EXERCISE REQUIREMENTS
Quote the full listing word for word.

━━━ LISTING

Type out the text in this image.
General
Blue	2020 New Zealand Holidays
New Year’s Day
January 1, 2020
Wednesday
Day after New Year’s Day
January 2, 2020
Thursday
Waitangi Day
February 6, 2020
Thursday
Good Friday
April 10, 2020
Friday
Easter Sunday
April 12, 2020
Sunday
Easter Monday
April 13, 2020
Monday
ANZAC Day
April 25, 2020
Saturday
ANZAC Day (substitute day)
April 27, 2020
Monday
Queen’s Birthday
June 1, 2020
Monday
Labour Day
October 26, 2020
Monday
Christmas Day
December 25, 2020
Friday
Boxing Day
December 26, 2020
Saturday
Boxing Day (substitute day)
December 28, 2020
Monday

━━━━━━

SOLUTION TO THIS EXERCISE
Type out the text in this image.
General
Blue	2020 New Zealand Holidays
New Year’s Day
January 1, 2020
Wednesday
Day after New Year’s Day
January 2, 2020
Thursday
Waitangi Day
February 6, 2020
Thursday
Good Friday
April 10, 2020
Friday
Easter Sunday
April 12, 2020
Sunday
Easter Monday
April 13, 2020
Monday
ANZAC Day
April 25, 2020
Saturday
ANZAC Day (substitute day)
April 27, 2020
Monday
Queen’s Birthday
June 1, 2020
Monday
Labour Day
October 26, 2020
Monday
Christmas Day
December 25, 2020
Friday
Boxing Day
December 26, 2020
Saturday
Boxing Day (substitute day)
December 28, 2020
Monday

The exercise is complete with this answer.